WHAT YOU NEED TO DO — Below are the records; collect from them each line containing the string "button".

Collection entries
------------------------------
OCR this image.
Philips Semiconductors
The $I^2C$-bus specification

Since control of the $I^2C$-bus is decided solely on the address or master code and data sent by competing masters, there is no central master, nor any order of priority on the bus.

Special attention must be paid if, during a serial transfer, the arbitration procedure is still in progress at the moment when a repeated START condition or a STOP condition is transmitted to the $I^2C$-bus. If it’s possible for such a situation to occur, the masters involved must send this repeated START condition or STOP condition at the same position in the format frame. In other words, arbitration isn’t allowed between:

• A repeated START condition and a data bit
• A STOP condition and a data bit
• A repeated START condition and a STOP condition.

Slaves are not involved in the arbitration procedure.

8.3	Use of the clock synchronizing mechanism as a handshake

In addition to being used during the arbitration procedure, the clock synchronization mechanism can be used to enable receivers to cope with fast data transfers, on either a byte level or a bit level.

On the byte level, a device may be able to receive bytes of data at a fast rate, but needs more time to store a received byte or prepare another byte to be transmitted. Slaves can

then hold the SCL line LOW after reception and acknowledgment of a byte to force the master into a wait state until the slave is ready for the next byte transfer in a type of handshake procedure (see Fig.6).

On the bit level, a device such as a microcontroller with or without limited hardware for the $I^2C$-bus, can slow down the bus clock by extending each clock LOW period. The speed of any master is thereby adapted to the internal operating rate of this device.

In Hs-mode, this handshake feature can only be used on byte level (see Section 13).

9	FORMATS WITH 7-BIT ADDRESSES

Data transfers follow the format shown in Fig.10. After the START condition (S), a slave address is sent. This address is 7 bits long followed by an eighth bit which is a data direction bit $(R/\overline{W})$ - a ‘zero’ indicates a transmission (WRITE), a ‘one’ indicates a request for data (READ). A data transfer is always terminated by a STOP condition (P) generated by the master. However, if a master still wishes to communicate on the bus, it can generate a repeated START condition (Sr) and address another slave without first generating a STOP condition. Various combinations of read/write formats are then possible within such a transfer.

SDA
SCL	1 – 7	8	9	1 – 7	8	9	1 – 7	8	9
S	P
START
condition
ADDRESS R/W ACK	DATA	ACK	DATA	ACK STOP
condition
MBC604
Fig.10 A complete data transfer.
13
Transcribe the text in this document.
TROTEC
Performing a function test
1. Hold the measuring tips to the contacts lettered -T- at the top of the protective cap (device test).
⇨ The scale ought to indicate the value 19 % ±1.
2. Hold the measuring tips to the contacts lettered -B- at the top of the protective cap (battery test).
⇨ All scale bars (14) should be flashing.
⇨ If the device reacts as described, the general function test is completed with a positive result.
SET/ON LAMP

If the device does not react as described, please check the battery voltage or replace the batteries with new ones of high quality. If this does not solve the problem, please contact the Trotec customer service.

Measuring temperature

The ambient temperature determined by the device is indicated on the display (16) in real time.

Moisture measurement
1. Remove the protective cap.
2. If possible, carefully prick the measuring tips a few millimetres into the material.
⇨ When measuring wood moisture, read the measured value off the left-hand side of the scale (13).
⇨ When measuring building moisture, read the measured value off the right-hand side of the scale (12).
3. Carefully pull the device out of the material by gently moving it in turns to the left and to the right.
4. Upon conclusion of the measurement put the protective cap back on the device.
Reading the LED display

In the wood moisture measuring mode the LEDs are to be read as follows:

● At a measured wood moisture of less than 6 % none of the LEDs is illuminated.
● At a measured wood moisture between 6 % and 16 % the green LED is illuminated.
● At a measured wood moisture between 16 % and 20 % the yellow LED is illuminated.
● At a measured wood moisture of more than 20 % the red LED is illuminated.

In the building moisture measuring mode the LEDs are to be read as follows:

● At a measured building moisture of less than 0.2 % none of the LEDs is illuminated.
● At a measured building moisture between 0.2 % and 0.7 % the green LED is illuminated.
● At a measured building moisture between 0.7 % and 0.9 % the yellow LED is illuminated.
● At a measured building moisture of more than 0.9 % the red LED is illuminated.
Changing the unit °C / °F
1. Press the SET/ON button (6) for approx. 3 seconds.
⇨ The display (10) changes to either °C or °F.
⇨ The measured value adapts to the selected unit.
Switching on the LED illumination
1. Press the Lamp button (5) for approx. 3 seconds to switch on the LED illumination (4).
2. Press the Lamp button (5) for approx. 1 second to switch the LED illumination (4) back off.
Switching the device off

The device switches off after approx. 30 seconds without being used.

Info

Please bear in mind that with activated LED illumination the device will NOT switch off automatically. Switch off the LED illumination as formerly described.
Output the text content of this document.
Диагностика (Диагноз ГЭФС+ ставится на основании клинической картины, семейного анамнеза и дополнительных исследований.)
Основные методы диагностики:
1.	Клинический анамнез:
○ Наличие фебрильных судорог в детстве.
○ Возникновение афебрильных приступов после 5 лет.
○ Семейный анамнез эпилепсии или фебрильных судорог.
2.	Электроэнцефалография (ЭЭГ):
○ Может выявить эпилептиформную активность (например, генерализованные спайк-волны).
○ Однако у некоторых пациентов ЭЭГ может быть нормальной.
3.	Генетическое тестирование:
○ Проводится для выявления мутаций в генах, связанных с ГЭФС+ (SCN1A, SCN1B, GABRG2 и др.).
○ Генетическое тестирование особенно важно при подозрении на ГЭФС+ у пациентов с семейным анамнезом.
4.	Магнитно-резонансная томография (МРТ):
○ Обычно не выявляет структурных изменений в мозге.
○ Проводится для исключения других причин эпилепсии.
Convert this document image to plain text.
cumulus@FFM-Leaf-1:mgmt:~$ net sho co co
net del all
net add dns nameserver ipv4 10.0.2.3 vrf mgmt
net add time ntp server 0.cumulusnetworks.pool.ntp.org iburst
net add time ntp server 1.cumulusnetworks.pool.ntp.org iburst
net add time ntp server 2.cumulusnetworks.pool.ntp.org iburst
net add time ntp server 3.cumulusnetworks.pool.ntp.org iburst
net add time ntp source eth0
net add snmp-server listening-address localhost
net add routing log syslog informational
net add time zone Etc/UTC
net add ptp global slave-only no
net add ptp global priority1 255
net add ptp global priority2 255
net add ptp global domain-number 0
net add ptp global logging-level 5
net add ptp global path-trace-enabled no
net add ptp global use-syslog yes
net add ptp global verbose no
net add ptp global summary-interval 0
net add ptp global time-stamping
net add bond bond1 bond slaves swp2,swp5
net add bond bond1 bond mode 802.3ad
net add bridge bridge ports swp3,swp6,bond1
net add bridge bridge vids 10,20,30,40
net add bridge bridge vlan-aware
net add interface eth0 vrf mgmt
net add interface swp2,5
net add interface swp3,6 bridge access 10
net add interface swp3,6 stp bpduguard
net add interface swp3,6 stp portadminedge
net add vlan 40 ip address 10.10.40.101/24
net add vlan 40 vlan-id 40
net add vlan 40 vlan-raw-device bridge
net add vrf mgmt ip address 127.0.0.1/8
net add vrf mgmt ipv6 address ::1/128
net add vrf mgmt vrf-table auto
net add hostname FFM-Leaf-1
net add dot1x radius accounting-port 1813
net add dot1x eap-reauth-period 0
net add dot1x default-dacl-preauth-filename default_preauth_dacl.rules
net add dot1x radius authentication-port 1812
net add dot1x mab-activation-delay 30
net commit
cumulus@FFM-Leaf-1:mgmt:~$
------------------------------
RESULT OF THE TASK —
1. Press the SET/ON button (6) for approx. 3 seconds.
1. Press the Lamp button (5) for approx. 3 seconds to switch on the LED illumination (4).
2. Press the Lamp button (5) for approx. 1 second to switch the LED illumination (4) back off.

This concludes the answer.